WRITTEN INSTRUCTION
Repeat the listing in full, exactly as it stands.

#### DATA IN THIS EXERCISE ####

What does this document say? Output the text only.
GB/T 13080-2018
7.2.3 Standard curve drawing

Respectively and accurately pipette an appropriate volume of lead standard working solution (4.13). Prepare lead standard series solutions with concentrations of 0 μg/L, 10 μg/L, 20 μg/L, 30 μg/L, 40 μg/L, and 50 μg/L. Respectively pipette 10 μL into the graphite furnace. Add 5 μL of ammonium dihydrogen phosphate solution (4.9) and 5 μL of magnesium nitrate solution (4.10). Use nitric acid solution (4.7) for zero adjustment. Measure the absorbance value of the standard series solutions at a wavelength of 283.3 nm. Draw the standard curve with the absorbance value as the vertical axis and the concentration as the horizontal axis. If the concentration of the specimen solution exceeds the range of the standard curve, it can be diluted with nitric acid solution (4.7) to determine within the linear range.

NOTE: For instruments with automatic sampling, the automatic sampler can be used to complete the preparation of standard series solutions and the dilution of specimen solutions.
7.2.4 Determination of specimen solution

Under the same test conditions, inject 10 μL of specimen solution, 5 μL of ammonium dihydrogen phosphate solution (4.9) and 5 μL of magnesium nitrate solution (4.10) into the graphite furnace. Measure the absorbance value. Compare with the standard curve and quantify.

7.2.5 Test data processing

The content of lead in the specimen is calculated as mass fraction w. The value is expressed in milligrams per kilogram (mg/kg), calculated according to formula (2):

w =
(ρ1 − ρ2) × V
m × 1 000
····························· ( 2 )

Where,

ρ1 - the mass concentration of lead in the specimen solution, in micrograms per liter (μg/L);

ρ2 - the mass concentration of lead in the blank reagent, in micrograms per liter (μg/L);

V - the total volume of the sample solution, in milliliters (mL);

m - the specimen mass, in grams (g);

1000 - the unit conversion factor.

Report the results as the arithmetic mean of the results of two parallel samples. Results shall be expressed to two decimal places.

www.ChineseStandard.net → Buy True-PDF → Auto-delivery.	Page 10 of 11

####

PROBLEM SOLUTION
What does this document say? Output the text only.
GB/T 13080-2018
7.2.3 Standard curve drawing

Respectively and accurately pipette an appropriate volume of lead standard working solution (4.13). Prepare lead standard series solutions with concentrations of 0 μg/L, 10 μg/L, 20 μg/L, 30 μg/L, 40 μg/L, and 50 μg/L. Respectively pipette 10 μL into the graphite furnace. Add 5 μL of ammonium dihydrogen phosphate solution (4.9) and 5 μL of magnesium nitrate solution (4.10). Use nitric acid solution (4.7) for zero adjustment. Measure the absorbance value of the standard series solutions at a wavelength of 283.3 nm. Draw the standard curve with the absorbance value as the vertical axis and the concentration as the horizontal axis. If the concentration of the specimen solution exceeds the range of the standard curve, it can be diluted with nitric acid solution (4.7) to determine within the linear range.

NOTE: For instruments with automatic sampling, the automatic sampler can be used to complete the preparation of standard series solutions and the dilution of specimen solutions.
7.2.4 Determination of specimen solution

Under the same test conditions, inject 10 μL of specimen solution, 5 μL of ammonium dihydrogen phosphate solution (4.9) and 5 μL of magnesium nitrate solution (4.10) into the graphite furnace. Measure the absorbance value. Compare with the standard curve and quantify.

7.2.5 Test data processing

The content of lead in the specimen is calculated as mass fraction w. The value is expressed in milligrams per kilogram (mg/kg), calculated according to formula (2):

w =
(ρ1 − ρ2) × V
m × 1 000
····························· ( 2 )

Where,

ρ1 - the mass concentration of lead in the specimen solution, in micrograms per liter (μg/L);

ρ2 - the mass concentration of lead in the blank reagent, in micrograms per liter (μg/L);

V - the total volume of the sample solution, in milliliters (mL);

m - the specimen mass, in grams (g);

1000 - the unit conversion factor.

Report the results as the arithmetic mean of the results of two parallel samples. Results shall be expressed to two decimal places.

www.ChineseStandard.net → Buy True-PDF → Auto-delivery.	Page 10 of 11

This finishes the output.